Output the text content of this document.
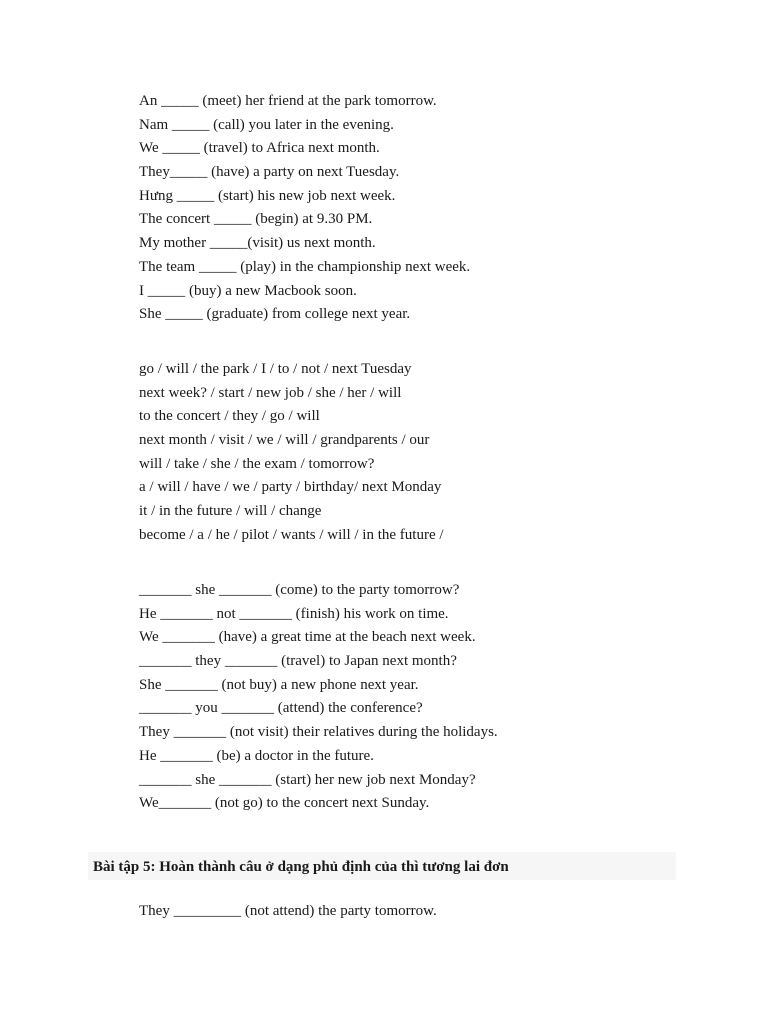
An _____ (meet) her friend at the park tomorrow.
Nam _____ (call) you later in the evening.
We _____ (travel) to Africa next month.
They_____ (have) a party on next Tuesday.
Hưng _____ (start) his new job next week.
The concert _____ (begin) at 9.30 PM.
My mother _____(visit) us next month.
The team _____ (play) in the championship next week.
I _____ (buy) a new Macbook soon.
She _____ (graduate) from college next year.
go / will / the park / I / to / not / next Tuesday
next week? / start / new job / she / her / will
to the concert / they / go / will
next month / visit / we / will / grandparents / our
will / take / she / the exam / tomorrow?
a / will / have / we / party / birthday/ next Monday
it / in the future / will / change
become / a / he / pilot / wants / will / in the future /
_______ she _______ (come) to the party tomorrow?
He _______ not _______ (finish) his work on time.
We _______ (have) a great time at the beach next week.
_______ they _______ (travel) to Japan next month?
She _______ (not buy) a new phone next year.
_______ you _______ (attend) the conference?
They _______ (not visit) their relatives during the holidays.
He _______ (be) a doctor in the future.
_______ she _______ (start) her new job next Monday?
We_______ (not go) to the concert next Sunday.
Bài tập 5: Hoàn thành câu ở dạng phủ định của thì tương lai đơn
They _________ (not attend) the party tomorrow.
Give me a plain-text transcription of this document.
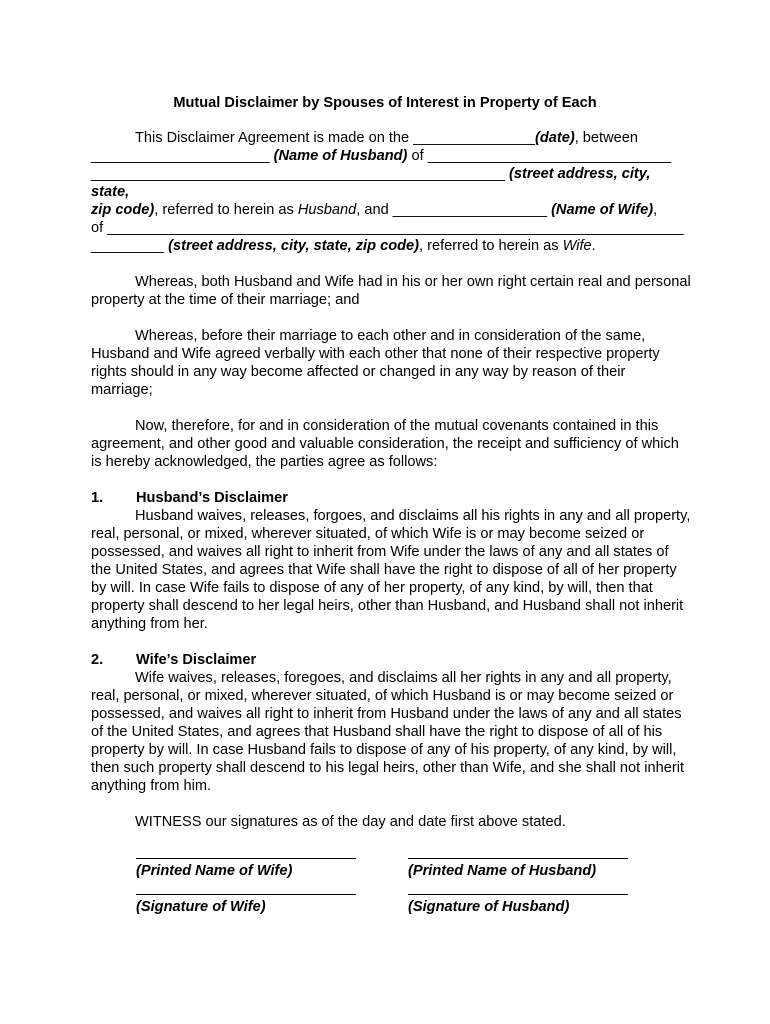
Mutual Disclaimer by Spouses of Interest in Property of Each

This Disclaimer Agreement is made on the _______________(date), between
______________________ (Name of Husband) of ______________________________
___________________________________________________ (street address, city, state,
zip code), referred to herein as Husband, and ___________________ (Name of Wife),
of _______________________________________________________________________
_________ (street address, city, state, zip code), referred to herein as Wife.

Whereas, both Husband and Wife had in his or her own right certain real and personal property at the time of their marriage; and

Whereas, before their marriage to each other and in consideration of the same, Husband and Wife agreed verbally with each other that none of their respective property rights should in any way become affected or changed in any way by reason of their marriage;

Now, therefore, for and in consideration of the mutual covenants contained in this agreement, and other good and valuable consideration, the receipt and sufficiency of which is hereby acknowledged, the parties agree as follows:

1. Husband’s Disclaimer

Husband waives, releases, forgoes, and disclaims all his rights in any and all property, real, personal, or mixed, wherever situated, of which Wife is or may become seized or possessed, and waives all right to inherit from Wife under the laws of any and all states of the United States, and agrees that Wife shall have the right to dispose of all of her property by will. In case Wife fails to dispose of any of her property, of any kind, by will, then that property shall descend to her legal heirs, other than Husband, and Husband shall not inherit anything from her.

2. Wife’s Disclaimer

Wife waives, releases, foregoes, and disclaims all her rights in any and all property, real, personal, or mixed, wherever situated, of which Husband is or may become seized or possessed, and waives all right to inherit from Husband under the laws of any and all states of the United States, and agrees that Husband shall have the right to dispose of all of his property by will. In case Husband fails to dispose of any of his property, of any kind, by will, then such property shall descend to his legal heirs, other than Wife, and she shall not inherit anything from him.

WITNESS our signatures as of the day and date first above stated.

(Printed Name of Wife)	(Printed Name of Husband)
(Signature of Wife)	(Signature of Husband)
##############################
### WHAT NEEDS TO BE DONE
Return, from the data, each line that has the word "street" in it.

### RESULT OF THIS TASK
___________________________________________________ (street address, city, state,
_________ (street address, city, state, zip code), referred to herein as Wife.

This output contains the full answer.